● **Stated problem**
Each line of the material below that holds the word "void" needs to be copied.

Dataset items
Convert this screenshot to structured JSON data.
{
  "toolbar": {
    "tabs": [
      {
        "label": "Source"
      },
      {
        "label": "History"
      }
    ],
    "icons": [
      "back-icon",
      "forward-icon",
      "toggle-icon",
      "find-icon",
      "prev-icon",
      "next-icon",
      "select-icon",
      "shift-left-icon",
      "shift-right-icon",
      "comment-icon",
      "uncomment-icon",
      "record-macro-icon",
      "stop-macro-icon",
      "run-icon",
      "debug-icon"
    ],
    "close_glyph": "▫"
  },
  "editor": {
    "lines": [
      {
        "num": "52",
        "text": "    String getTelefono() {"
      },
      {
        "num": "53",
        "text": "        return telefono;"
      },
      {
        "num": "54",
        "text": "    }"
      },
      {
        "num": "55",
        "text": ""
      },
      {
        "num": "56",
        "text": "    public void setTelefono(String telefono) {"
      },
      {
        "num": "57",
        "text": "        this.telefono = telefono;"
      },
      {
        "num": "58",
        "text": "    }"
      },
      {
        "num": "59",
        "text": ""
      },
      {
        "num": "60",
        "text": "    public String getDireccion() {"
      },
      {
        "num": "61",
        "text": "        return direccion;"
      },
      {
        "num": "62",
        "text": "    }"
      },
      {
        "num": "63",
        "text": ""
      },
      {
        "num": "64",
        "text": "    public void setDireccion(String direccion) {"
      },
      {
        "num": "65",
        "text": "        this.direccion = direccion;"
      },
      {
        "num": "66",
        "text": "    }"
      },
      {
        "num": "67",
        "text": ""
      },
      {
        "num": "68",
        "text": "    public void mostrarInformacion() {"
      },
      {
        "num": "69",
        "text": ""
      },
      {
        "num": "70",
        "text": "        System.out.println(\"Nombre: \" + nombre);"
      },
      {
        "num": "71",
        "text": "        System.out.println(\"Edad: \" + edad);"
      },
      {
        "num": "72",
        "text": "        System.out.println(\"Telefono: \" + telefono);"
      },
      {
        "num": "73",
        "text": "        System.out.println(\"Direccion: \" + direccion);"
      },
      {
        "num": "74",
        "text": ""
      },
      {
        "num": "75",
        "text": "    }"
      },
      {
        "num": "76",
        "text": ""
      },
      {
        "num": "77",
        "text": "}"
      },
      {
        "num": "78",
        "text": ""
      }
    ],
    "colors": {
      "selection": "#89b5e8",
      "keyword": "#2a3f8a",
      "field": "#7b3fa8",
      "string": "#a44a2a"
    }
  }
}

● **Exercise output**
        "text": "    public void setTelefono(String telefono) {"
        "text": "    public void setDireccion(String direccion) {"
        "text": "    public void mostrarInformacion() {"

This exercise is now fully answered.